### Data to process

>>>

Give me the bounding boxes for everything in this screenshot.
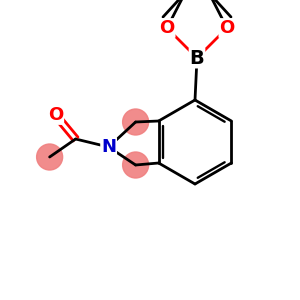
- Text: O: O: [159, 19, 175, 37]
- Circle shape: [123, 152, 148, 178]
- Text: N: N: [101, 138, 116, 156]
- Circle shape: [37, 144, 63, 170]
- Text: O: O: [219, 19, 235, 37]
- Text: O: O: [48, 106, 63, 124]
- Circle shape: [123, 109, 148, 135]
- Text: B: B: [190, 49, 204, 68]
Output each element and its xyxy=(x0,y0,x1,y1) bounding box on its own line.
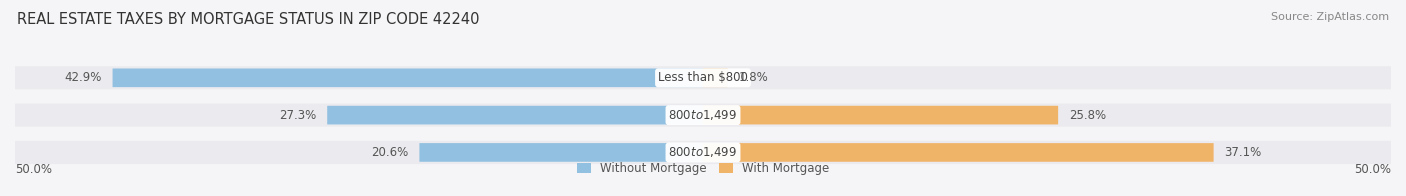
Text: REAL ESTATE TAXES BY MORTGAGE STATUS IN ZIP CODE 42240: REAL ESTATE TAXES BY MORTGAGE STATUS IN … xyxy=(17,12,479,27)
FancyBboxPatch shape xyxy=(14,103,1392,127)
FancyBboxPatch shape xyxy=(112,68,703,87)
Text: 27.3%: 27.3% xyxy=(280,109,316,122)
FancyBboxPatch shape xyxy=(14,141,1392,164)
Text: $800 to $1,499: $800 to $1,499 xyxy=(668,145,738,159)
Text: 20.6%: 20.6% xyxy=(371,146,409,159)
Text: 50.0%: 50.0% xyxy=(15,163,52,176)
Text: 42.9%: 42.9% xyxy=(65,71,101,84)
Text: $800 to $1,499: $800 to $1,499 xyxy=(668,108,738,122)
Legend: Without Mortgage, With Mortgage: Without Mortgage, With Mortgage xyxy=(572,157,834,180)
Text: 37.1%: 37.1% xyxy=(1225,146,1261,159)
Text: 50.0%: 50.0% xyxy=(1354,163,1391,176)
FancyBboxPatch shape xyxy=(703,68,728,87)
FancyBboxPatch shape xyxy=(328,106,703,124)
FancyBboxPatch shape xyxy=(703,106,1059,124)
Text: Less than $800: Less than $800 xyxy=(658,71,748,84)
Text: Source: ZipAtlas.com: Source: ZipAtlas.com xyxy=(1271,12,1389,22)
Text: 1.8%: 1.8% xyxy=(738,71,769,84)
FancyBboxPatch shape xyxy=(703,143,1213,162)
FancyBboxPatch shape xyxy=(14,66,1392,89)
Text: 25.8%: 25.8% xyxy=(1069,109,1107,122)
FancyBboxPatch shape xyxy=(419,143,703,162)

<<<
>>>

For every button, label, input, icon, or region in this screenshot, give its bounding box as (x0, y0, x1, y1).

<<<
>>>

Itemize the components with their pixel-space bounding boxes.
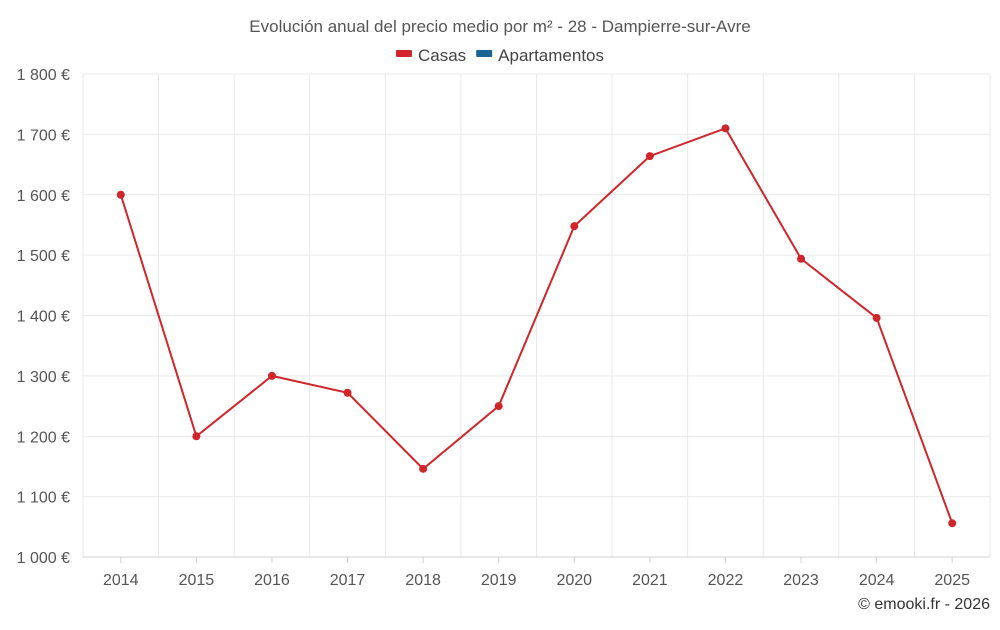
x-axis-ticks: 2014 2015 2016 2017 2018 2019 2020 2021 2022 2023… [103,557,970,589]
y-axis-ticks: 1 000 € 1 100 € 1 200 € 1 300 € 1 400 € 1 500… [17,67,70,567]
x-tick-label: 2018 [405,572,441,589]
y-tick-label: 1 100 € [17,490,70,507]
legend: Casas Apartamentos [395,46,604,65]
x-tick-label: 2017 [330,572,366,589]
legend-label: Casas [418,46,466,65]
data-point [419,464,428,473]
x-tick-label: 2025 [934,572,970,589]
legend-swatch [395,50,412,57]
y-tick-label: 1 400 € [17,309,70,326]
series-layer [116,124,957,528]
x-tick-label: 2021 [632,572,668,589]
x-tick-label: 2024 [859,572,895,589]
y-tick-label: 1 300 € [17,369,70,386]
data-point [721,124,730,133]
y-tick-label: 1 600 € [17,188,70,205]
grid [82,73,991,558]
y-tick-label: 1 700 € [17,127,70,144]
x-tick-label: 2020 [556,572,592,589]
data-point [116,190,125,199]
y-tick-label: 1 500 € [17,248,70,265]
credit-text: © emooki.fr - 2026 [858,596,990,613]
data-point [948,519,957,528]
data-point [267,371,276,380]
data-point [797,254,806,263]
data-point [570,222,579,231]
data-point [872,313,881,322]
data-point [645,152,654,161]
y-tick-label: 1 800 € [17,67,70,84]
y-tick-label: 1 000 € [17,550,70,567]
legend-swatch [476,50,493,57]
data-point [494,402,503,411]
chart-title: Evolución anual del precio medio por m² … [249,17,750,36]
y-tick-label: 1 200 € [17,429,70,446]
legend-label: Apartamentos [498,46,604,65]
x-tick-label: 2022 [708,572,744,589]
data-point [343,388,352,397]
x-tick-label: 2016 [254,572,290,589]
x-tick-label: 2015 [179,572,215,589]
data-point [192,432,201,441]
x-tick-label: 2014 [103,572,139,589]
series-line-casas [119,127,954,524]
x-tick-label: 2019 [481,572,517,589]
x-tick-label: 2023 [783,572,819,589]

<<<

### What is needed
Put the material above, everything from the line containing "Give me the" down to the line containing "- Text: O: O: [219, 19, 235, 37]", into a two-column CSV with the columns input and output, giving one row for each text and its answer. Each field must be enclosed in quotation marks with line breaks replaced by spaces, and the pictures must be omitted.

### Complete output
input,output
"Give me the bounding boxes for everything in this screenshot.","- Text: O: O: [159, 19, 175, 37] - Circle shape: [123, 152, 148, 178] - Text: N: N: [101, 138, 116, 156] - Circle shape: [37, 144, 63, 170] - Text: O: O: [219, 19, 235, 37]"